Report only how many lines hold the word "color".

— Start The input —

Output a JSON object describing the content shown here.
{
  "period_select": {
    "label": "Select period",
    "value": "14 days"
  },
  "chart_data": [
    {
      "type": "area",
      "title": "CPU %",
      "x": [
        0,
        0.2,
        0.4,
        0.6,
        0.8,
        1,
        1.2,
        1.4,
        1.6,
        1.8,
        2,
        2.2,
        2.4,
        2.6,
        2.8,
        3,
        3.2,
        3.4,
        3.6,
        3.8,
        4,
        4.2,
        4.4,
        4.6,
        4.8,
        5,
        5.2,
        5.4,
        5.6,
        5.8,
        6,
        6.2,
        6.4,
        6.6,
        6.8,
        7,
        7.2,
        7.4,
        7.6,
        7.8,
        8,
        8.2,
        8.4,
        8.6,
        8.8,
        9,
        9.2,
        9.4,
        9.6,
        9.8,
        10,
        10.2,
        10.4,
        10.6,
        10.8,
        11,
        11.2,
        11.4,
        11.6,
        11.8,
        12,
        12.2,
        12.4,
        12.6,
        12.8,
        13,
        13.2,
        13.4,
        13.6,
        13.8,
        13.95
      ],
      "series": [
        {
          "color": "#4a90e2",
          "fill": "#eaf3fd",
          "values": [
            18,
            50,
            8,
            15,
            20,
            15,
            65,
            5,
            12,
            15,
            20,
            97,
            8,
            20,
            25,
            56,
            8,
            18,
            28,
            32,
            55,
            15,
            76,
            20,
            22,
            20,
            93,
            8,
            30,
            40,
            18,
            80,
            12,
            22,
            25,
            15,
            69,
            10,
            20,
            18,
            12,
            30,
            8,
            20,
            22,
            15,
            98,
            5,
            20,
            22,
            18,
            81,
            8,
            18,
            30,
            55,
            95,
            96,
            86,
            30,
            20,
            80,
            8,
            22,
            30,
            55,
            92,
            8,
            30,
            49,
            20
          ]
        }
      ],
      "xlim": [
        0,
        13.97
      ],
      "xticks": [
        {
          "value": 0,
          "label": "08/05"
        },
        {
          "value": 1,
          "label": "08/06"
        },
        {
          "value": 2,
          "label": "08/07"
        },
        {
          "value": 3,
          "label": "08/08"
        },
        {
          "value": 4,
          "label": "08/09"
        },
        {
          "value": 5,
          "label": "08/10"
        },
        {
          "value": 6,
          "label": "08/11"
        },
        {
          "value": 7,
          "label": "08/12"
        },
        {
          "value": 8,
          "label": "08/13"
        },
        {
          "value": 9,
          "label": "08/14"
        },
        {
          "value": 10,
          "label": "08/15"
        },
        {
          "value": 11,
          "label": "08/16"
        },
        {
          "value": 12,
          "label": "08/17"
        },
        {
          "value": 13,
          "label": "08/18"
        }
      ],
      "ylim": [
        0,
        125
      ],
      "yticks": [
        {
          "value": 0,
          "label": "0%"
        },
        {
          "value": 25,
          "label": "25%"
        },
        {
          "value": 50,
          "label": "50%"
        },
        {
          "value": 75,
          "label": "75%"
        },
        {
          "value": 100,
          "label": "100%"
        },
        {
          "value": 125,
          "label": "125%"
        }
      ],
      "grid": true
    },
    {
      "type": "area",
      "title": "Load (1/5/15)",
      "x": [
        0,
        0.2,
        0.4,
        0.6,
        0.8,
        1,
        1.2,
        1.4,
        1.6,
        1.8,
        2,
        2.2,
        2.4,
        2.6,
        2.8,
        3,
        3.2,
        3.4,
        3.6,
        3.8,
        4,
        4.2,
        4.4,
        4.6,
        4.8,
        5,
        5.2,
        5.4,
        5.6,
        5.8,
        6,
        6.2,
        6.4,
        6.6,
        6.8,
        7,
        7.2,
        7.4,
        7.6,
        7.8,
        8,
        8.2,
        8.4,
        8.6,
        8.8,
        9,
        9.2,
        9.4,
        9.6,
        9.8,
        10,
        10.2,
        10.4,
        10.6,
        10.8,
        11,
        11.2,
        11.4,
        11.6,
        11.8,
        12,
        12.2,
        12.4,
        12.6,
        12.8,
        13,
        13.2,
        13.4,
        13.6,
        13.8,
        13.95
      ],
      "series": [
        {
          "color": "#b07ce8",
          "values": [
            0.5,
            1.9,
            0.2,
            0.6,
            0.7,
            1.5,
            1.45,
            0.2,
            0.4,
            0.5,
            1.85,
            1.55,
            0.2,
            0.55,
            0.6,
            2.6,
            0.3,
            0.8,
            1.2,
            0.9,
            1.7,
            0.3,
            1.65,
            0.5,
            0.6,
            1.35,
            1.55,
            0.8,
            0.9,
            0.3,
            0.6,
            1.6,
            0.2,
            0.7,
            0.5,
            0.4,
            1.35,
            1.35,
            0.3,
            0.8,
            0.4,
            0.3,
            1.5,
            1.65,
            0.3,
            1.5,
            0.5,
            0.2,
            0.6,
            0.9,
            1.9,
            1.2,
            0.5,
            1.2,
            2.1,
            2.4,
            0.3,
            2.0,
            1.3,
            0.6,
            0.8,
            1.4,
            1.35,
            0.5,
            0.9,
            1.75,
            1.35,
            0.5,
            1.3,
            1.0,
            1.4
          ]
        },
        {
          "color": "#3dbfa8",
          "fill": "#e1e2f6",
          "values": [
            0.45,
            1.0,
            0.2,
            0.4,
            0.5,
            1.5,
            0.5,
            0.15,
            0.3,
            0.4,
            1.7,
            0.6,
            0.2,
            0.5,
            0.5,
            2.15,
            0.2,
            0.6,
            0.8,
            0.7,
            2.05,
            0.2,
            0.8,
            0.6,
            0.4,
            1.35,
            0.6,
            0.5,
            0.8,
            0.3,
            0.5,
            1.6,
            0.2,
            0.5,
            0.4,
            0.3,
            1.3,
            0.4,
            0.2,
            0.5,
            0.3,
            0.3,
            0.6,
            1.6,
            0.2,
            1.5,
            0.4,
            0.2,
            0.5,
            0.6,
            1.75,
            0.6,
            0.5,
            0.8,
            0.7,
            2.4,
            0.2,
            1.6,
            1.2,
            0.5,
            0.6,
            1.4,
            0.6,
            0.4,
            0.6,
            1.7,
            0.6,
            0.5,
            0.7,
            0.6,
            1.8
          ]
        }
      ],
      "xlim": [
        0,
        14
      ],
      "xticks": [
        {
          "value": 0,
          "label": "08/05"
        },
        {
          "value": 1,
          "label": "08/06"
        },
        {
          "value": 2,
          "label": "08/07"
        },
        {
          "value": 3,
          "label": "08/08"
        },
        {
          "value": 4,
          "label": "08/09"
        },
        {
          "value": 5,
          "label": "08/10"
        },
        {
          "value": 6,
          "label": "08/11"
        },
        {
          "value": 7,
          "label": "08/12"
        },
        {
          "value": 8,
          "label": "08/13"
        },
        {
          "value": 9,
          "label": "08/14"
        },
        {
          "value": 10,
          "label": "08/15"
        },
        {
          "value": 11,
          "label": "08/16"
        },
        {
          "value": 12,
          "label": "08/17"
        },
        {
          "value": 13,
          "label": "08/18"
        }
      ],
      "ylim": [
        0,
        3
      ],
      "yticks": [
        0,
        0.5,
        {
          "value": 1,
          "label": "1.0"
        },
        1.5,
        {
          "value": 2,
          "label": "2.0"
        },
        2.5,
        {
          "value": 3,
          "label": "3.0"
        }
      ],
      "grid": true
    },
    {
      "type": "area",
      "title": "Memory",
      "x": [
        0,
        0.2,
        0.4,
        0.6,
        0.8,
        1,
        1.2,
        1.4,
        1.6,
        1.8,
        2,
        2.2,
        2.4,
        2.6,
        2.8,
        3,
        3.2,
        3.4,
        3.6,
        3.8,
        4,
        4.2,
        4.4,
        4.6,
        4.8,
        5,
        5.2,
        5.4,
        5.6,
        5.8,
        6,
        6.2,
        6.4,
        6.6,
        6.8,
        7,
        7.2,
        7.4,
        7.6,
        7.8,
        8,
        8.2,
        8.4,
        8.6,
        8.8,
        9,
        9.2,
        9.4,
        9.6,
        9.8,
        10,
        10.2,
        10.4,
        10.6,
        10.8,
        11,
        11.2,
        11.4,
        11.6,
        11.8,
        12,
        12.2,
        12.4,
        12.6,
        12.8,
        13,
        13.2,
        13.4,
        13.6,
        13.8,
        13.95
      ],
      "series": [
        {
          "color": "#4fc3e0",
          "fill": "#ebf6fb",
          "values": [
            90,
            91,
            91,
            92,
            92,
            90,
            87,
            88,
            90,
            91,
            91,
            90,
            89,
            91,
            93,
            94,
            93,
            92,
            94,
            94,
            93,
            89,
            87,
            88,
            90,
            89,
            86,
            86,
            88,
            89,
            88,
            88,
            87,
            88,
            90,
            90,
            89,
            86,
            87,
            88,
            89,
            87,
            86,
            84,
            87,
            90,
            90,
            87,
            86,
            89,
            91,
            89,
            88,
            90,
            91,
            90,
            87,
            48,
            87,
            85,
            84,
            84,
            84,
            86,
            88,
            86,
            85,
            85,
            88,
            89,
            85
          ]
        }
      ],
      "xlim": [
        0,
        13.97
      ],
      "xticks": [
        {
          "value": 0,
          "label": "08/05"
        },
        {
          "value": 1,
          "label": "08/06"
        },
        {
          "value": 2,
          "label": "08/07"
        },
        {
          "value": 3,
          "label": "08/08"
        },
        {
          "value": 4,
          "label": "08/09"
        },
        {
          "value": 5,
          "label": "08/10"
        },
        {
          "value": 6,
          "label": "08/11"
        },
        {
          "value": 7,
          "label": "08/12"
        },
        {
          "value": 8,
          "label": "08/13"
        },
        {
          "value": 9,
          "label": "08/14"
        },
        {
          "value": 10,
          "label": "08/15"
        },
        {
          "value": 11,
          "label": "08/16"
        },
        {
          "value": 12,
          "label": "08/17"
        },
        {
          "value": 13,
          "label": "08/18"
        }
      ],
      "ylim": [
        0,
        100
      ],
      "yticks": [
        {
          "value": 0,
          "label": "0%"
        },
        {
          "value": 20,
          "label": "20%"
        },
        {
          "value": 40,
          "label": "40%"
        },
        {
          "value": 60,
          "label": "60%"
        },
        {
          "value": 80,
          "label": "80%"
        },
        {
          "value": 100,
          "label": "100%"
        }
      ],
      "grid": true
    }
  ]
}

— End The input —

### Full output
4